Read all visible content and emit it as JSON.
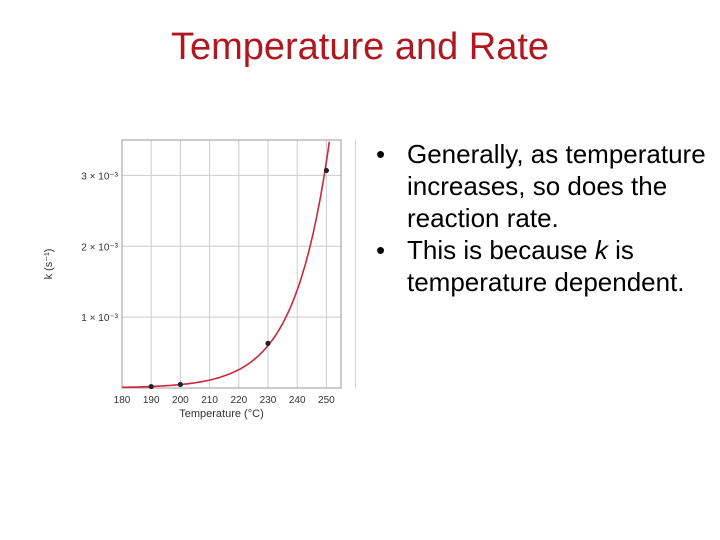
{
  "slide": {
    "title": "Temperature and Rate",
    "bullets": [
      {
        "text": "Generally, as temperature increases, so does the reaction rate."
      },
      {
        "before": "This is because ",
        "italic": "k",
        "after": " is temperature dependent."
      }
    ]
  },
  "colors": {
    "title": "#b0171f",
    "curve": "#c8283a",
    "point": "#222222",
    "grid": "#cccccc"
  },
  "chart_data": {
    "type": "scatter",
    "title": "",
    "xlabel": "Temperature (°C)",
    "ylabel": "k (s⁻¹)",
    "xlim": [
      180,
      255
    ],
    "ylim": [
      0,
      0.0035
    ],
    "x_ticks": [
      180,
      190,
      200,
      210,
      220,
      230,
      240,
      250
    ],
    "y_ticks": [
      {
        "value": 0.001,
        "label": "1 × 10⁻³"
      },
      {
        "value": 0.002,
        "label": "2 × 10⁻³"
      },
      {
        "value": 0.003,
        "label": "3 × 10⁻³"
      }
    ],
    "grid": true,
    "legend": "none",
    "series": [
      {
        "x": [
          190,
          200,
          230,
          250
        ],
        "y": [
          2e-05,
          5e-05,
          0.00063,
          0.00307
        ]
      }
    ],
    "fit_curve": "exponential"
  }
}
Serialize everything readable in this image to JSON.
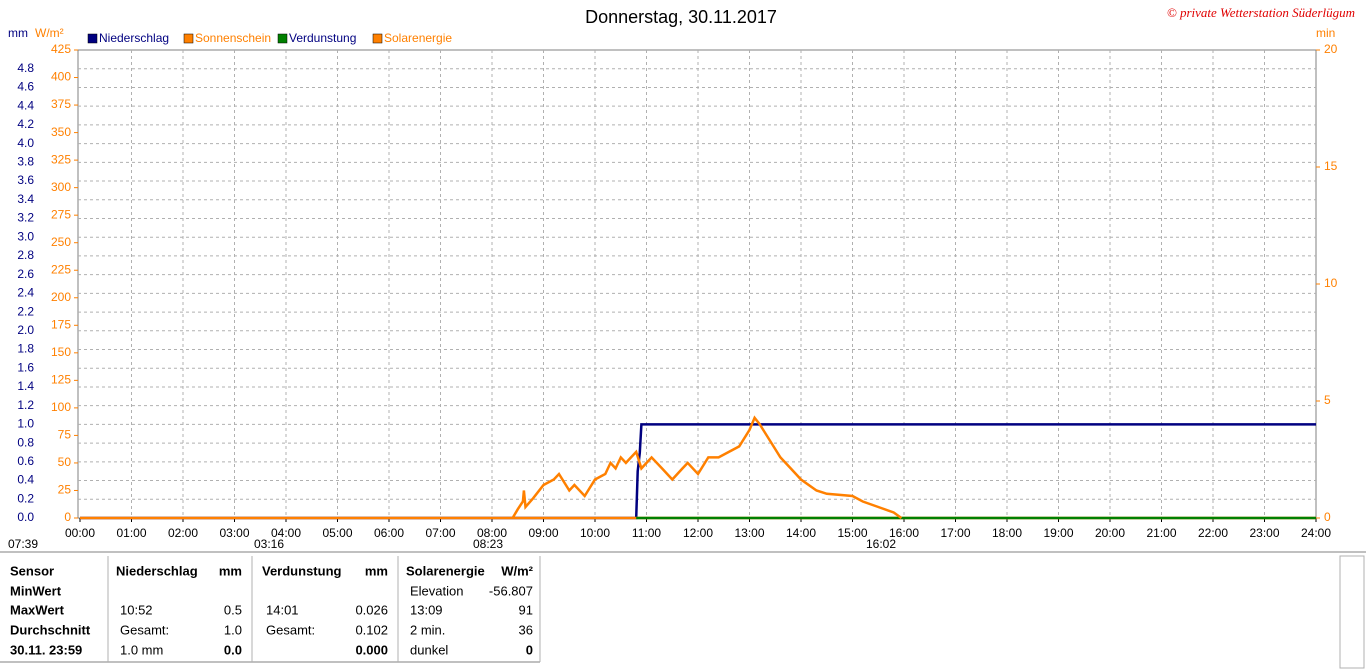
{
  "chart_data": {
    "type": "line",
    "title": "Donnerstag, 30.11.2017",
    "credit": "© private Wetterstation Süderlügum",
    "y_unit": "mm",
    "y3_unit": "W/m²",
    "y2_unit": "min",
    "xlim": [
      0,
      24
    ],
    "xticks": [
      {
        "value": 0,
        "label": "00:00"
      },
      {
        "value": 1,
        "label": "01:00"
      },
      {
        "value": 2,
        "label": "02:00"
      },
      {
        "value": 3,
        "label": "03:00"
      },
      {
        "value": 4,
        "label": "04:00"
      },
      {
        "value": 5,
        "label": "05:00"
      },
      {
        "value": 6,
        "label": "06:00"
      },
      {
        "value": 7,
        "label": "07:00"
      },
      {
        "value": 8,
        "label": "08:00"
      },
      {
        "value": 9,
        "label": "09:00"
      },
      {
        "value": 10,
        "label": "10:00"
      },
      {
        "value": 11,
        "label": "11:00"
      },
      {
        "value": 12,
        "label": "12:00"
      },
      {
        "value": 13,
        "label": "13:00"
      },
      {
        "value": 14,
        "label": "14:00"
      },
      {
        "value": 15,
        "label": "15:00"
      },
      {
        "value": 16,
        "label": "16:00"
      },
      {
        "value": 17,
        "label": "17:00"
      },
      {
        "value": 18,
        "label": "18:00"
      },
      {
        "value": 19,
        "label": "19:00"
      },
      {
        "value": 20,
        "label": "20:00"
      },
      {
        "value": 21,
        "label": "21:00"
      },
      {
        "value": 22,
        "label": "22:00"
      },
      {
        "value": 23,
        "label": "23:00"
      },
      {
        "value": 24,
        "label": "24:00"
      }
    ],
    "ylim": [
      0,
      5
    ],
    "yticks": [
      {
        "value": 0,
        "label": "0.0"
      },
      {
        "value": 0.2,
        "label": "0.2"
      },
      {
        "value": 0.4,
        "label": "0.4"
      },
      {
        "value": 0.6,
        "label": "0.6"
      },
      {
        "value": 0.8,
        "label": "0.8"
      },
      {
        "value": 1,
        "label": "1.0"
      },
      {
        "value": 1.2,
        "label": "1.2"
      },
      {
        "value": 1.4,
        "label": "1.4"
      },
      {
        "value": 1.6,
        "label": "1.6"
      },
      {
        "value": 1.8,
        "label": "1.8"
      },
      {
        "value": 2,
        "label": "2.0"
      },
      {
        "value": 2.2,
        "label": "2.2"
      },
      {
        "value": 2.4,
        "label": "2.4"
      },
      {
        "value": 2.6,
        "label": "2.6"
      },
      {
        "value": 2.8,
        "label": "2.8"
      },
      {
        "value": 3,
        "label": "3.0"
      },
      {
        "value": 3.2,
        "label": "3.2"
      },
      {
        "value": 3.4,
        "label": "3.4"
      },
      {
        "value": 3.6,
        "label": "3.6"
      },
      {
        "value": 3.8,
        "label": "3.8"
      },
      {
        "value": 4,
        "label": "4.0"
      },
      {
        "value": 4.2,
        "label": "4.2"
      },
      {
        "value": 4.4,
        "label": "4.4"
      },
      {
        "value": 4.6,
        "label": "4.6"
      },
      {
        "value": 4.8,
        "label": "4.8"
      }
    ],
    "y3lim": [
      0,
      425
    ],
    "y3ticks": [
      0,
      25,
      50,
      75,
      100,
      125,
      150,
      175,
      200,
      225,
      250,
      275,
      300,
      325,
      350,
      375,
      400,
      425
    ],
    "y2lim": [
      0,
      20
    ],
    "y2ticks": [
      0,
      5,
      10,
      15,
      20
    ],
    "grid": true,
    "series": [
      {
        "name": "Niederschlag",
        "color": "#000080",
        "axis": "y",
        "x": [
          0,
          10.8,
          10.83,
          10.87,
          10.9,
          24
        ],
        "values": [
          0,
          0,
          0.5,
          0.7,
          1.0,
          1.0
        ]
      },
      {
        "name": "Sonnenschein",
        "color": "#ff8000",
        "axis": "y2",
        "x": [
          0,
          24
        ],
        "values": [
          0,
          0
        ]
      },
      {
        "name": "Verdunstung",
        "color": "#008000",
        "axis": "y",
        "x": [
          10.8,
          24
        ],
        "values": [
          0,
          0
        ]
      },
      {
        "name": "Solarenergie",
        "color": "#ff8000",
        "axis": "y3",
        "x": [
          8.4,
          8.5,
          8.6,
          8.62,
          8.65,
          8.8,
          9.0,
          9.2,
          9.3,
          9.5,
          9.6,
          9.8,
          10.0,
          10.2,
          10.3,
          10.4,
          10.5,
          10.6,
          10.7,
          10.8,
          10.9,
          11.0,
          11.1,
          11.3,
          11.5,
          11.7,
          11.8,
          12.0,
          12.2,
          12.4,
          12.6,
          12.8,
          13.0,
          13.1,
          13.2,
          13.4,
          13.6,
          13.8,
          14.0,
          14.3,
          14.5,
          15.0,
          15.2,
          15.5,
          15.8,
          15.95
        ],
        "values": [
          0,
          8,
          15,
          25,
          10,
          18,
          30,
          35,
          40,
          25,
          30,
          20,
          35,
          40,
          50,
          45,
          55,
          50,
          55,
          60,
          45,
          50,
          55,
          45,
          35,
          45,
          50,
          40,
          55,
          55,
          60,
          65,
          80,
          91,
          85,
          70,
          55,
          45,
          35,
          25,
          22,
          20,
          15,
          10,
          5,
          0
        ]
      }
    ],
    "annotations": [
      "07:39",
      "03:16",
      "08:23",
      "16:02"
    ]
  },
  "table": {
    "columns": [
      {
        "header": "Sensor",
        "entries": [
          {
            "text": "MinWert"
          },
          {
            "text": "MaxWert"
          },
          {
            "text": "Durchschnitt"
          },
          {
            "text": "30.11. 23:59"
          }
        ]
      },
      {
        "header": "Niederschlag",
        "unit": "mm",
        "entries": [
          {
            "text": "10:52",
            "value": "0.5"
          },
          {
            "text": "Gesamt:",
            "value": "1.0"
          },
          {
            "text": "1.0 mm",
            "value": "0.0"
          }
        ]
      },
      {
        "header": "Verdunstung",
        "unit": "mm",
        "entries": [
          {
            "text": "14:01",
            "value": "0.026"
          },
          {
            "text": "Gesamt:",
            "value": "0.102"
          },
          {
            "value": "0.000"
          }
        ]
      },
      {
        "header": "Solarenergie",
        "unit": "W/m²",
        "entries": [
          {
            "text": "Elevation",
            "value": "-56.807"
          },
          {
            "text": "13:09",
            "value": "91"
          },
          {
            "text": "2 min.",
            "value": "36"
          },
          {
            "text": "dunkel",
            "value": "0"
          }
        ]
      }
    ]
  }
}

* [Task to complete]
Write the entries above out again exactly, but not the pictures.

* [Reply to the exercise]
Read all visible content and emit it as JSON.
{
  "slide": {
    "title": "Temperature and Rate",
    "bullets": [
      {
        "text": "Generally, as temperature increases, so does the reaction rate."
      },
      {
        "before": "This is because ",
        "italic": "k",
        "after": " is temperature dependent."
      }
    ]
  },
  "colors": {
    "title": "#b0171f",
    "curve": "#c8283a",
    "point": "#222222",
    "grid": "#cccccc"
  },
  "chart_data": {
    "type": "scatter",
    "title": "",
    "xlabel": "Temperature (°C)",
    "ylabel": "k (s⁻¹)",
    "xlim": [
      180,
      255
    ],
    "ylim": [
      0,
      0.0035
    ],
    "x_ticks": [
      180,
      190,
      200,
      210,
      220,
      230,
      240,
      250
    ],
    "y_ticks": [
      {
        "value": 0.001,
        "label": "1 × 10⁻³"
      },
      {
        "value": 0.002,
        "label": "2 × 10⁻³"
      },
      {
        "value": 0.003,
        "label": "3 × 10⁻³"
      }
    ],
    "grid": true,
    "legend": "none",
    "series": [
      {
        "x": [
          190,
          200,
          230,
          250
        ],
        "y": [
          2e-05,
          5e-05,
          0.00063,
          0.00307
        ]
      }
    ],
    "fit_curve": "exponential"
  }
}
Serialize everything readable in this image to JSON.
{
  "chart_data": {
    "type": "line",
    "title": "Donnerstag, 30.11.2017",
    "credit": "© private Wetterstation Süderlügum",
    "y_unit": "mm",
    "y3_unit": "W/m²",
    "y2_unit": "min",
    "xlim": [
      0,
      24
    ],
    "xticks": [
      {
        "value": 0,
        "label": "00:00"
      },
      {
        "value": 1,
        "label": "01:00"
      },
      {
        "value": 2,
        "label": "02:00"
      },
      {
        "value": 3,
        "label": "03:00"
      },
      {
        "value": 4,
        "label": "04:00"
      },
      {
        "value": 5,
        "label": "05:00"
      },
      {
        "value": 6,
        "label": "06:00"
      },
      {
        "value": 7,
        "label": "07:00"
      },
      {
        "value": 8,
        "label": "08:00"
      },
      {
        "value": 9,
        "label": "09:00"
      },
      {
        "value": 10,
        "label": "10:00"
      },
      {
        "value": 11,
        "label": "11:00"
      },
      {
        "value": 12,
        "label": "12:00"
      },
      {
        "value": 13,
        "label": "13:00"
      },
      {
        "value": 14,
        "label": "14:00"
      },
      {
        "value": 15,
        "label": "15:00"
      },
      {
        "value": 16,
        "label": "16:00"
      },
      {
        "value": 17,
        "label": "17:00"
      },
      {
        "value": 18,
        "label": "18:00"
      },
      {
        "value": 19,
        "label": "19:00"
      },
      {
        "value": 20,
        "label": "20:00"
      },
      {
        "value": 21,
        "label": "21:00"
      },
      {
        "value": 22,
        "label": "22:00"
      },
      {
        "value": 23,
        "label": "23:00"
      },
      {
        "value": 24,
        "label": "24:00"
      }
    ],
    "ylim": [
      0,
      5
    ],
    "yticks": [
      {
        "value": 0,
        "label": "0.0"
      },
      {
        "value": 0.2,
        "label": "0.2"
      },
      {
        "value": 0.4,
        "label": "0.4"
      },
      {
        "value": 0.6,
        "label": "0.6"
      },
      {
        "value": 0.8,
        "label": "0.8"
      },
      {
        "value": 1,
        "label": "1.0"
      },
      {
        "value": 1.2,
        "label": "1.2"
      },
      {
        "value": 1.4,
        "label": "1.4"
      },
      {
        "value": 1.6,
        "label": "1.6"
      },
      {
        "value": 1.8,
        "label": "1.8"
      },
      {
        "value": 2,
        "label": "2.0"
      },
      {
        "value": 2.2,
        "label": "2.2"
      },
      {
        "value": 2.4,
        "label": "2.4"
      },
      {
        "value": 2.6,
        "label": "2.6"
      },
      {
        "value": 2.8,
        "label": "2.8"
      },
      {
        "value": 3,
        "label": "3.0"
      },
      {
        "value": 3.2,
        "label": "3.2"
      },
      {
        "value": 3.4,
        "label": "3.4"
      },
      {
        "value": 3.6,
        "label": "3.6"
      },
      {
        "value": 3.8,
        "label": "3.8"
      },
      {
        "value": 4,
        "label": "4.0"
      },
      {
        "value": 4.2,
        "label": "4.2"
      },
      {
        "value": 4.4,
        "label": "4.4"
      },
      {
        "value": 4.6,
        "label": "4.6"
      },
      {
        "value": 4.8,
        "label": "4.8"
      }
    ],
    "y3lim": [
      0,
      425
    ],
    "y3ticks": [
      0,
      25,
      50,
      75,
      100,
      125,
      150,
      175,
      200,
      225,
      250,
      275,
      300,
      325,
      350,
      375,
      400,
      425
    ],
    "y2lim": [
      0,
      20
    ],
    "y2ticks": [
      0,
      5,
      10,
      15,
      20
    ],
    "grid": true,
    "series": [
      {
        "name": "Niederschlag",
        "color": "#000080",
        "axis": "y",
        "x": [
          0,
          10.8,
          10.83,
          10.87,
          10.9,
          24
        ],
        "values": [
          0,
          0,
          0.5,
          0.7,
          1.0,
          1.0
        ]
      },
      {
        "name": "Sonnenschein",
        "color": "#ff8000",
        "axis": "y2",
        "x": [
          0,
          24
        ],
        "values": [
          0,
          0
        ]
      },
      {
        "name": "Verdunstung",
        "color": "#008000",
        "axis": "y",
        "x": [
          10.8,
          24
        ],
        "values": [
          0,
          0
        ]
      },
      {
        "name": "Solarenergie",
        "color": "#ff8000",
        "axis": "y3",
        "x": [
          8.4,
          8.5,
          8.6,
          8.62,
          8.65,
          8.8,
          9.0,
          9.2,
          9.3,
          9.5,
          9.6,
          9.8,
          10.0,
          10.2,
          10.3,
          10.4,
          10.5,
          10.6,
          10.7,
          10.8,
          10.9,
          11.0,
          11.1,
          11.3,
          11.5,
          11.7,
          11.8,
          12.0,
          12.2,
          12.4,
          12.6,
          12.8,
          13.0,
          13.1,
          13.2,
          13.4,
          13.6,
          13.8,
          14.0,
          14.3,
          14.5,
          15.0,
          15.2,
          15.5,
          15.8,
          15.95
        ],
        "values": [
          0,
          8,
          15,
          25,
          10,
          18,
          30,
          35,
          40,
          25,
          30,
          20,
          35,
          40,
          50,
          45,
          55,
          50,
          55,
          60,
          45,
          50,
          55,
          45,
          35,
          45,
          50,
          40,
          55,
          55,
          60,
          65,
          80,
          91,
          85,
          70,
          55,
          45,
          35,
          25,
          22,
          20,
          15,
          10,
          5,
          0
        ]
      }
    ],
    "annotations": [
      "07:39",
      "03:16",
      "08:23",
      "16:02"
    ]
  },
  "table": {
    "columns": [
      {
        "header": "Sensor",
        "entries": [
          {
            "text": "MinWert"
          },
          {
            "text": "MaxWert"
          },
          {
            "text": "Durchschnitt"
          },
          {
            "text": "30.11. 23:59"
          }
        ]
      },
      {
        "header": "Niederschlag",
        "unit": "mm",
        "entries": [
          {
            "text": "10:52",
            "value": "0.5"
          },
          {
            "text": "Gesamt:",
            "value": "1.0"
          },
          {
            "text": "1.0 mm",
            "value": "0.0"
          }
        ]
      },
      {
        "header": "Verdunstung",
        "unit": "mm",
        "entries": [
          {
            "text": "14:01",
            "value": "0.026"
          },
          {
            "text": "Gesamt:",
            "value": "0.102"
          },
          {
            "value": "0.000"
          }
        ]
      },
      {
        "header": "Solarenergie",
        "unit": "W/m²",
        "entries": [
          {
            "text": "Elevation",
            "value": "-56.807"
          },
          {
            "text": "13:09",
            "value": "91"
          },
          {
            "text": "2 min.",
            "value": "36"
          },
          {
            "text": "dunkel",
            "value": "0"
          }
        ]
      }
    ]
  }
}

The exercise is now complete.